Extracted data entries
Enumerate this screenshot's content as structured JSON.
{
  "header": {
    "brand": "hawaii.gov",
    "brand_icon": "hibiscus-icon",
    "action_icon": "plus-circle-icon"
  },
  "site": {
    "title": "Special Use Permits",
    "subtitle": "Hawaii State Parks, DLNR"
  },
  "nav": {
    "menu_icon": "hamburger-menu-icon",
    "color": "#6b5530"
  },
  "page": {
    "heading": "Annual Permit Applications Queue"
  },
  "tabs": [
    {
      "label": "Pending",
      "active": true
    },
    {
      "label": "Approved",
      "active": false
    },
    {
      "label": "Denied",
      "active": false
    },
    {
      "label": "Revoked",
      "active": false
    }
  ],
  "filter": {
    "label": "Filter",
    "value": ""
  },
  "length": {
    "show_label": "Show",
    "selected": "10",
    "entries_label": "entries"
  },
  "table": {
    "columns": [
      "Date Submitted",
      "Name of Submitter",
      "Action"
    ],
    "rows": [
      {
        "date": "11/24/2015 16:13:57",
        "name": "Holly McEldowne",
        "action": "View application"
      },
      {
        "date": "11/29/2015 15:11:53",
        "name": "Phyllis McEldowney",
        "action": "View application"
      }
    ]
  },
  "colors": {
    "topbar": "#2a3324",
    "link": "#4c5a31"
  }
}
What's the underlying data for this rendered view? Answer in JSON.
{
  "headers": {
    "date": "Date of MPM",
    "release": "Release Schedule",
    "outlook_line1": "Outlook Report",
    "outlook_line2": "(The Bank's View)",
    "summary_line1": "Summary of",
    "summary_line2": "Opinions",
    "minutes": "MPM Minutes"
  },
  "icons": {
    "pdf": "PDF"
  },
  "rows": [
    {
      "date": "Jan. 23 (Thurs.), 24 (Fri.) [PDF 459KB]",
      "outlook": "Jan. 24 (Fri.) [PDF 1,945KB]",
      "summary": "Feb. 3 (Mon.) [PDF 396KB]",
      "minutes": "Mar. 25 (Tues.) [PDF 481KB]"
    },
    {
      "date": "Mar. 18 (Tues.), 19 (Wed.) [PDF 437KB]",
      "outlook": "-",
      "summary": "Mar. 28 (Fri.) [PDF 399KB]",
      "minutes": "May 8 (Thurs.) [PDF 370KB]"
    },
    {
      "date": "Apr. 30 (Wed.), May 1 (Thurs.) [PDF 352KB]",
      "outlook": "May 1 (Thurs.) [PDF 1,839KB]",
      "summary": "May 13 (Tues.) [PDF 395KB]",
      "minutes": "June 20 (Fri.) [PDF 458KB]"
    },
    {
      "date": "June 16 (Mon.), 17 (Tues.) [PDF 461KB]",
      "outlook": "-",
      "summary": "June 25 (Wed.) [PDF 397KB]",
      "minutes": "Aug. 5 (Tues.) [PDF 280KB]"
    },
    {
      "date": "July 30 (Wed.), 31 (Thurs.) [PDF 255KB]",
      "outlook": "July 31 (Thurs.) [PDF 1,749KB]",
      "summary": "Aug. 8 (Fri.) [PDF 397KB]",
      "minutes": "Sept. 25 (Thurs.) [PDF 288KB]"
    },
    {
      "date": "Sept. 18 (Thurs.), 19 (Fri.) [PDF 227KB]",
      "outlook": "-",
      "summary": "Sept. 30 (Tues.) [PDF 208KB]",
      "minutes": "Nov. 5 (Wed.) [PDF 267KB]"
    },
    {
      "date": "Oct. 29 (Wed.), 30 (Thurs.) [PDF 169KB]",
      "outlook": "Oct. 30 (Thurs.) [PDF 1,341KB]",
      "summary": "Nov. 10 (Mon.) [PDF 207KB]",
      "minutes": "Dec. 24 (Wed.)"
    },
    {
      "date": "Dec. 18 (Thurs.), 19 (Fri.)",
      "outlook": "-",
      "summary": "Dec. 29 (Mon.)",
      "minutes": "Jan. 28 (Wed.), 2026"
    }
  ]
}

**Stated problem**
Every line of the records above needs to be given again exactly.

**Exercise response**
Enumerate this screenshot's content as structured JSON.
{
  "header": {
    "brand": "hawaii.gov",
    "brand_icon": "hibiscus-icon",
    "action_icon": "plus-circle-icon"
  },
  "site": {
    "title": "Special Use Permits",
    "subtitle": "Hawaii State Parks, DLNR"
  },
  "nav": {
    "menu_icon": "hamburger-menu-icon",
    "color": "#6b5530"
  },
  "page": {
    "heading": "Annual Permit Applications Queue"
  },
  "tabs": [
    {
      "label": "Pending",
      "active": true
    },
    {
      "label": "Approved",
      "active": false
    },
    {
      "label": "Denied",
      "active": false
    },
    {
      "label": "Revoked",
      "active": false
    }
  ],
  "filter": {
    "label": "Filter",
    "value": ""
  },
  "length": {
    "show_label": "Show",
    "selected": "10",
    "entries_label": "entries"
  },
  "table": {
    "columns": [
      "Date Submitted",
      "Name of Submitter",
      "Action"
    ],
    "rows": [
      {
        "date": "11/24/2015 16:13:57",
        "name": "Holly McEldowne",
        "action": "View application"
      },
      {
        "date": "11/29/2015 15:11:53",
        "name": "Phyllis McEldowney",
        "action": "View application"
      }
    ]
  },
  "colors": {
    "topbar": "#2a3324",
    "link": "#4c5a31"
  }
}
What's the underlying data for this rendered view? Answer in JSON.
{
  "headers": {
    "date": "Date of MPM",
    "release": "Release Schedule",
    "outlook_line1": "Outlook Report",
    "outlook_line2": "(The Bank's View)",
    "summary_line1": "Summary of",
    "summary_line2": "Opinions",
    "minutes": "MPM Minutes"
  },
  "icons": {
    "pdf": "PDF"
  },
  "rows": [
    {
      "date": "Jan. 23 (Thurs.), 24 (Fri.) [PDF 459KB]",
      "outlook": "Jan. 24 (Fri.) [PDF 1,945KB]",
      "summary": "Feb. 3 (Mon.) [PDF 396KB]",
      "minutes": "Mar. 25 (Tues.) [PDF 481KB]"
    },
    {
      "date": "Mar. 18 (Tues.), 19 (Wed.) [PDF 437KB]",
      "outlook": "-",
      "summary": "Mar. 28 (Fri.) [PDF 399KB]",
      "minutes": "May 8 (Thurs.) [PDF 370KB]"
    },
    {
      "date": "Apr. 30 (Wed.), May 1 (Thurs.) [PDF 352KB]",
      "outlook": "May 1 (Thurs.) [PDF 1,839KB]",
      "summary": "May 13 (Tues.) [PDF 395KB]",
      "minutes": "June 20 (Fri.) [PDF 458KB]"
    },
    {
      "date": "June 16 (Mon.), 17 (Tues.) [PDF 461KB]",
      "outlook": "-",
      "summary": "June 25 (Wed.) [PDF 397KB]",
      "minutes": "Aug. 5 (Tues.) [PDF 280KB]"
    },
    {
      "date": "July 30 (Wed.), 31 (Thurs.) [PDF 255KB]",
      "outlook": "July 31 (Thurs.) [PDF 1,749KB]",
      "summary": "Aug. 8 (Fri.) [PDF 397KB]",
      "minutes": "Sept. 25 (Thurs.) [PDF 288KB]"
    },
    {
      "date": "Sept. 18 (Thurs.), 19 (Fri.) [PDF 227KB]",
      "outlook": "-",
      "summary": "Sept. 30 (Tues.) [PDF 208KB]",
      "minutes": "Nov. 5 (Wed.) [PDF 267KB]"
    },
    {
      "date": "Oct. 29 (Wed.), 30 (Thurs.) [PDF 169KB]",
      "outlook": "Oct. 30 (Thurs.) [PDF 1,341KB]",
      "summary": "Nov. 10 (Mon.) [PDF 207KB]",
      "minutes": "Dec. 24 (Wed.)"
    },
    {
      "date": "Dec. 18 (Thurs.), 19 (Fri.)",
      "outlook": "-",
      "summary": "Dec. 29 (Mon.)",
      "minutes": "Jan. 28 (Wed.), 2026"
    }
  ]
}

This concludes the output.